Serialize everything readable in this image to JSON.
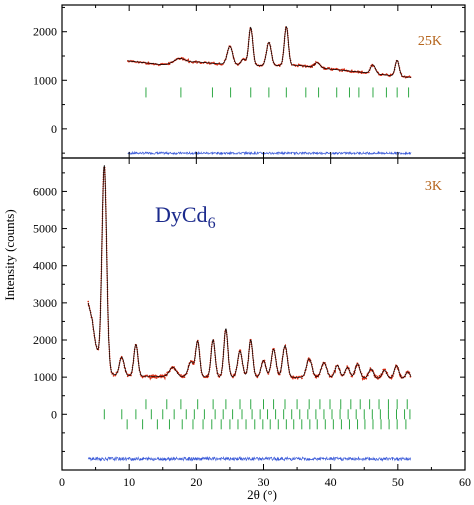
{
  "chart_data": {
    "type": "line",
    "xlabel": "2θ (°)",
    "ylabel": "Intensity (counts)",
    "xlim": [
      0,
      60
    ],
    "x_ticks": [
      0,
      10,
      20,
      30,
      40,
      50,
      60
    ],
    "compound_base": "DyCd",
    "compound_sub": "6",
    "colors": {
      "observed": "#d42a12",
      "calculated": "#000000",
      "difference": "#3b5bd9",
      "bragg": "#2fa845",
      "temp_label": "#b5651d",
      "compound": "#1b2a8c"
    },
    "panels": [
      {
        "label": "25K",
        "ylim": [
          -600,
          2550
        ],
        "y_ticks": [
          0,
          1000,
          2000
        ],
        "x_range": [
          9.8,
          52
        ],
        "background": [
          [
            9.8,
            1400
          ],
          [
            15,
            1320
          ],
          [
            20,
            1380
          ],
          [
            25,
            1320
          ],
          [
            30,
            1300
          ],
          [
            35,
            1310
          ],
          [
            40,
            1230
          ],
          [
            45,
            1160
          ],
          [
            50,
            1080
          ],
          [
            52,
            1060
          ]
        ],
        "peaks": [
          {
            "x": 17.5,
            "h": 100,
            "w": 0.8
          },
          {
            "x": 25.0,
            "h": 380,
            "w": 0.4
          },
          {
            "x": 27.0,
            "h": 120,
            "w": 0.35
          },
          {
            "x": 28.1,
            "h": 780,
            "w": 0.3
          },
          {
            "x": 30.8,
            "h": 480,
            "w": 0.35
          },
          {
            "x": 33.4,
            "h": 800,
            "w": 0.3
          },
          {
            "x": 38.0,
            "h": 100,
            "w": 0.4
          },
          {
            "x": 46.3,
            "h": 180,
            "w": 0.35
          },
          {
            "x": 49.9,
            "h": 330,
            "w": 0.3
          }
        ],
        "bragg_rows": [
          {
            "y": 750,
            "positions": [
              12.5,
              17.7,
              22.4,
              25.1,
              28.1,
              30.8,
              33.4,
              36.3,
              38.2,
              40.9,
              42.8,
              44.2,
              46.3,
              48.3,
              49.9,
              51.6
            ]
          }
        ],
        "difference_offset": -500,
        "difference_amp": 30
      },
      {
        "label": "3K",
        "ylim": [
          -1500,
          6900
        ],
        "y_ticks": [
          0,
          1000,
          2000,
          3000,
          4000,
          5000,
          6000
        ],
        "x_range": [
          3.9,
          52
        ],
        "background": [
          [
            3.9,
            3000
          ],
          [
            4.5,
            2550
          ],
          [
            5.0,
            1900
          ],
          [
            5.6,
            1400
          ],
          [
            6.5,
            1150
          ],
          [
            8,
            1050
          ],
          [
            10,
            1030
          ],
          [
            20,
            1010
          ],
          [
            30,
            1000
          ],
          [
            40,
            990
          ],
          [
            50,
            960
          ],
          [
            52,
            930
          ]
        ],
        "peaks": [
          {
            "x": 6.3,
            "h": 5500,
            "w": 0.35
          },
          {
            "x": 8.9,
            "h": 500,
            "w": 0.35
          },
          {
            "x": 11.0,
            "h": 850,
            "w": 0.3
          },
          {
            "x": 16.5,
            "h": 250,
            "w": 0.5
          },
          {
            "x": 19.2,
            "h": 400,
            "w": 0.4
          },
          {
            "x": 20.2,
            "h": 950,
            "w": 0.3
          },
          {
            "x": 22.5,
            "h": 1000,
            "w": 0.3
          },
          {
            "x": 24.4,
            "h": 1300,
            "w": 0.3
          },
          {
            "x": 26.5,
            "h": 700,
            "w": 0.35
          },
          {
            "x": 28.1,
            "h": 1000,
            "w": 0.3
          },
          {
            "x": 30.0,
            "h": 450,
            "w": 0.35
          },
          {
            "x": 31.5,
            "h": 750,
            "w": 0.35
          },
          {
            "x": 33.2,
            "h": 850,
            "w": 0.35
          },
          {
            "x": 36.8,
            "h": 500,
            "w": 0.4
          },
          {
            "x": 39.0,
            "h": 400,
            "w": 0.4
          },
          {
            "x": 41.0,
            "h": 330,
            "w": 0.35
          },
          {
            "x": 42.5,
            "h": 280,
            "w": 0.35
          },
          {
            "x": 44.0,
            "h": 380,
            "w": 0.35
          },
          {
            "x": 46.0,
            "h": 250,
            "w": 0.35
          },
          {
            "x": 48.0,
            "h": 220,
            "w": 0.35
          },
          {
            "x": 49.8,
            "h": 350,
            "w": 0.35
          },
          {
            "x": 51.5,
            "h": 200,
            "w": 0.35
          }
        ],
        "bragg_rows": [
          {
            "y": 270,
            "positions": [
              12.5,
              15.6,
              17.7,
              20.2,
              22.5,
              24.4,
              26.5,
              28.1,
              30.0,
              31.5,
              33.2,
              35.0,
              36.8,
              38.4,
              39.9,
              41.5,
              43.0,
              44.4,
              45.8,
              47.2,
              48.6,
              49.9,
              51.4
            ]
          },
          {
            "y": 0,
            "positions": [
              6.3,
              8.9,
              11.0,
              13.3,
              15.0,
              16.7,
              18.5,
              19.7,
              21.2,
              22.8,
              24.0,
              25.4,
              26.8,
              28.3,
              29.5,
              30.6,
              31.8,
              33.0,
              34.2,
              35.4,
              36.6,
              37.8,
              39.0,
              40.2,
              41.4,
              42.6,
              43.8,
              45.0,
              46.2,
              47.4,
              48.6,
              49.8,
              51.0,
              51.8
            ]
          },
          {
            "y": -270,
            "positions": [
              9.7,
              12.0,
              14.2,
              16.0,
              17.9,
              19.5,
              21.0,
              22.3,
              23.7,
              25.0,
              26.2,
              27.4,
              28.7,
              29.9,
              31.0,
              32.2,
              33.4,
              34.5,
              35.7,
              36.9,
              38.0,
              39.2,
              40.4,
              41.6,
              42.8,
              44.0,
              45.1,
              46.3,
              47.5,
              48.7,
              49.9,
              51.2
            ]
          }
        ],
        "difference_offset": -1200,
        "difference_amp": 60
      }
    ]
  }
}
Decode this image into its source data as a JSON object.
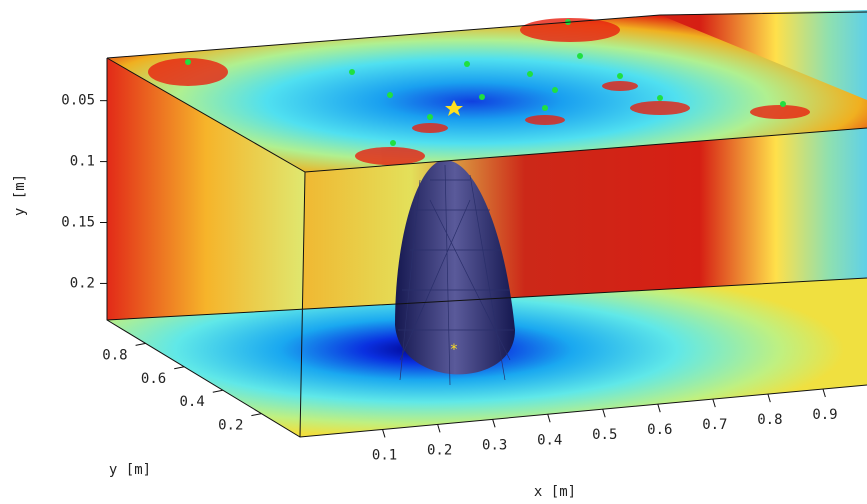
{
  "chart_data": {
    "type": "volume3d",
    "x_label": "x [m]",
    "y_label": "y [m]",
    "z_label": "y [m]",
    "xlim": [
      -0.05,
      0.98
    ],
    "xticks": [
      0.1,
      0.2,
      0.3,
      0.4,
      0.5,
      0.6,
      0.7,
      0.8,
      0.9
    ],
    "ylim": [
      0,
      1
    ],
    "yticks": [
      0.2,
      0.4,
      0.6,
      0.8
    ],
    "zlim": [
      0.015,
      0.23
    ],
    "zticks": [
      0.05,
      0.1,
      0.15,
      0.2
    ]
  }
}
######
→ **The exercise**
Output the records above exactly; leave out the pictures.

→ **Output for this task**
Serialize everything readable in this image to JSON.
{
  "chart_data": {
    "type": "line",
    "xlabel": "2θ (°)",
    "ylabel": "Intensity (counts)",
    "xlim": [
      0,
      60
    ],
    "x_ticks": [
      0,
      10,
      20,
      30,
      40,
      50,
      60
    ],
    "compound_base": "DyCd",
    "compound_sub": "6",
    "colors": {
      "observed": "#d42a12",
      "calculated": "#000000",
      "difference": "#3b5bd9",
      "bragg": "#2fa845",
      "temp_label": "#b5651d",
      "compound": "#1b2a8c"
    },
    "panels": [
      {
        "label": "25K",
        "ylim": [
          -600,
          2550
        ],
        "y_ticks": [
          0,
          1000,
          2000
        ],
        "x_range": [
          9.8,
          52
        ],
        "background": [
          [
            9.8,
            1400
          ],
          [
            15,
            1320
          ],
          [
            20,
            1380
          ],
          [
            25,
            1320
          ],
          [
            30,
            1300
          ],
          [
            35,
            1310
          ],
          [
            40,
            1230
          ],
          [
            45,
            1160
          ],
          [
            50,
            1080
          ],
          [
            52,
            1060
          ]
        ],
        "peaks": [
          {
            "x": 17.5,
            "h": 100,
            "w": 0.8
          },
          {
            "x": 25.0,
            "h": 380,
            "w": 0.4
          },
          {
            "x": 27.0,
            "h": 120,
            "w": 0.35
          },
          {
            "x": 28.1,
            "h": 780,
            "w": 0.3
          },
          {
            "x": 30.8,
            "h": 480,
            "w": 0.35
          },
          {
            "x": 33.4,
            "h": 800,
            "w": 0.3
          },
          {
            "x": 38.0,
            "h": 100,
            "w": 0.4
          },
          {
            "x": 46.3,
            "h": 180,
            "w": 0.35
          },
          {
            "x": 49.9,
            "h": 330,
            "w": 0.3
          }
        ],
        "bragg_rows": [
          {
            "y": 750,
            "positions": [
              12.5,
              17.7,
              22.4,
              25.1,
              28.1,
              30.8,
              33.4,
              36.3,
              38.2,
              40.9,
              42.8,
              44.2,
              46.3,
              48.3,
              49.9,
              51.6
            ]
          }
        ],
        "difference_offset": -500,
        "difference_amp": 30
      },
      {
        "label": "3K",
        "ylim": [
          -1500,
          6900
        ],
        "y_ticks": [
          0,
          1000,
          2000,
          3000,
          4000,
          5000,
          6000
        ],
        "x_range": [
          3.9,
          52
        ],
        "background": [
          [
            3.9,
            3000
          ],
          [
            4.5,
            2550
          ],
          [
            5.0,
            1900
          ],
          [
            5.6,
            1400
          ],
          [
            6.5,
            1150
          ],
          [
            8,
            1050
          ],
          [
            10,
            1030
          ],
          [
            20,
            1010
          ],
          [
            30,
            1000
          ],
          [
            40,
            990
          ],
          [
            50,
            960
          ],
          [
            52,
            930
          ]
        ],
        "peaks": [
          {
            "x": 6.3,
            "h": 5500,
            "w": 0.35
          },
          {
            "x": 8.9,
            "h": 500,
            "w": 0.35
          },
          {
            "x": 11.0,
            "h": 850,
            "w": 0.3
          },
          {
            "x": 16.5,
            "h": 250,
            "w": 0.5
          },
          {
            "x": 19.2,
            "h": 400,
            "w": 0.4
          },
          {
            "x": 20.2,
            "h": 950,
            "w": 0.3
          },
          {
            "x": 22.5,
            "h": 1000,
            "w": 0.3
          },
          {
            "x": 24.4,
            "h": 1300,
            "w": 0.3
          },
          {
            "x": 26.5,
            "h": 700,
            "w": 0.35
          },
          {
            "x": 28.1,
            "h": 1000,
            "w": 0.3
          },
          {
            "x": 30.0,
            "h": 450,
            "w": 0.35
          },
          {
            "x": 31.5,
            "h": 750,
            "w": 0.35
          },
          {
            "x": 33.2,
            "h": 850,
            "w": 0.35
          },
          {
            "x": 36.8,
            "h": 500,
            "w": 0.4
          },
          {
            "x": 39.0,
            "h": 400,
            "w": 0.4
          },
          {
            "x": 41.0,
            "h": 330,
            "w": 0.35
          },
          {
            "x": 42.5,
            "h": 280,
            "w": 0.35
          },
          {
            "x": 44.0,
            "h": 380,
            "w": 0.35
          },
          {
            "x": 46.0,
            "h": 250,
            "w": 0.35
          },
          {
            "x": 48.0,
            "h": 220,
            "w": 0.35
          },
          {
            "x": 49.8,
            "h": 350,
            "w": 0.35
          },
          {
            "x": 51.5,
            "h": 200,
            "w": 0.35
          }
        ],
        "bragg_rows": [
          {
            "y": 270,
            "positions": [
              12.5,
              15.6,
              17.7,
              20.2,
              22.5,
              24.4,
              26.5,
              28.1,
              30.0,
              31.5,
              33.2,
              35.0,
              36.8,
              38.4,
              39.9,
              41.5,
              43.0,
              44.4,
              45.8,
              47.2,
              48.6,
              49.9,
              51.4
            ]
          },
          {
            "y": 0,
            "positions": [
              6.3,
              8.9,
              11.0,
              13.3,
              15.0,
              16.7,
              18.5,
              19.7,
              21.2,
              22.8,
              24.0,
              25.4,
              26.8,
              28.3,
              29.5,
              30.6,
              31.8,
              33.0,
              34.2,
              35.4,
              36.6,
              37.8,
              39.0,
              40.2,
              41.4,
              42.6,
              43.8,
              45.0,
              46.2,
              47.4,
              48.6,
              49.8,
              51.0,
              51.8
            ]
          },
          {
            "y": -270,
            "positions": [
              9.7,
              12.0,
              14.2,
              16.0,
              17.9,
              19.5,
              21.0,
              22.3,
              23.7,
              25.0,
              26.2,
              27.4,
              28.7,
              29.9,
              31.0,
              32.2,
              33.4,
              34.5,
              35.7,
              36.9,
              38.0,
              39.2,
              40.4,
              41.6,
              42.8,
              44.0,
              45.1,
              46.3,
              47.5,
              48.7,
              49.9,
              51.2
            ]
          }
        ],
        "difference_offset": -1200,
        "difference_amp": 60
      }
    ]
  }
}
Decode this image into its source data as a JSON object.
{
  "chart_data": {
    "type": "volume3d",
    "x_label": "x [m]",
    "y_label": "y [m]",
    "z_label": "y [m]",
    "xlim": [
      -0.05,
      0.98
    ],
    "xticks": [
      0.1,
      0.2,
      0.3,
      0.4,
      0.5,
      0.6,
      0.7,
      0.8,
      0.9
    ],
    "ylim": [
      0,
      1
    ],
    "yticks": [
      0.2,
      0.4,
      0.6,
      0.8
    ],
    "zlim": [
      0.015,
      0.23
    ],
    "zticks": [
      0.05,
      0.1,
      0.15,
      0.2
    ]
  }
}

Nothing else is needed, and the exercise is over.